Stated problem:
Gather the lines that hold the string "with".

Input rows:
- - -

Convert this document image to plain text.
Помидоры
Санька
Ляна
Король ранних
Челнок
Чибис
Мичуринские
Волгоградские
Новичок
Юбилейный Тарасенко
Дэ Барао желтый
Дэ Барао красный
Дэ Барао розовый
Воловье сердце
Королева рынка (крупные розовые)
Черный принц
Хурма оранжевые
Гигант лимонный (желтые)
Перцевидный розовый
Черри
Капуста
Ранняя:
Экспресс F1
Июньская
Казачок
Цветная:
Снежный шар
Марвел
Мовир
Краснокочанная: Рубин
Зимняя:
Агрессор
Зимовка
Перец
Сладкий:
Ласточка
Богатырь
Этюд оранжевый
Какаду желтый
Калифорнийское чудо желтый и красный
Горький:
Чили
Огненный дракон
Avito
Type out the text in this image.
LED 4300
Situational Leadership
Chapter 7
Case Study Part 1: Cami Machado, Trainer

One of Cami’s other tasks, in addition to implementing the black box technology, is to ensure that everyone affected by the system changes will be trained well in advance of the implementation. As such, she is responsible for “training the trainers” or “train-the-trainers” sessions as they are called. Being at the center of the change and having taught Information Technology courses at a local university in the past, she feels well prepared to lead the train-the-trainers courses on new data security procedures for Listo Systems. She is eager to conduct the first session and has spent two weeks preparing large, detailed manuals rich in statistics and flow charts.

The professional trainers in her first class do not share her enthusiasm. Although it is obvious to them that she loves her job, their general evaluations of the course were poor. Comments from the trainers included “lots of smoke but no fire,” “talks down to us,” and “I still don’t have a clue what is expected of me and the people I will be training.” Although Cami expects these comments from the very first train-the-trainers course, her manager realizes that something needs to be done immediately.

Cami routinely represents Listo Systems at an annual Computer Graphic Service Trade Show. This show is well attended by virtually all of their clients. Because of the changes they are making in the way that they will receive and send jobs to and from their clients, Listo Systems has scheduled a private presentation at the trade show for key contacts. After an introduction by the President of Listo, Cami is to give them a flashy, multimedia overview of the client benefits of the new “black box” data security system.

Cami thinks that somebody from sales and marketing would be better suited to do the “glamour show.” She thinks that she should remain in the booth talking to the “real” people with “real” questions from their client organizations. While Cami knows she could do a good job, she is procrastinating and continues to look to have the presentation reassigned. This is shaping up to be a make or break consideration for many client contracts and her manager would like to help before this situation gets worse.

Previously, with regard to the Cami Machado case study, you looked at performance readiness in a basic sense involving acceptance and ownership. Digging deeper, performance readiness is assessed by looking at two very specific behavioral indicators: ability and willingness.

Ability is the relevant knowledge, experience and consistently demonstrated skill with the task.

- - -

Full solution:
Cami thinks that somebody from sales and marketing would be better suited to do the “glamour show.” She thinks that she should remain in the booth talking to the “real” people with “real” questions from their client organizations. While Cami knows she could do a good job, she is procrastinating and continues to look to have the presentation reassigned. This is shaping up to be a make or break consideration for many client contracts and her manager would like to help before this situation gets worse.
Previously, with regard to the Cami Machado case study, you looked at performance readiness in a basic sense involving acceptance and ownership. Digging deeper, performance readiness is assessed by looking at two very specific behavioral indicators: ability and willingness.
Ability is the relevant knowledge, experience and consistently demonstrated skill with the task.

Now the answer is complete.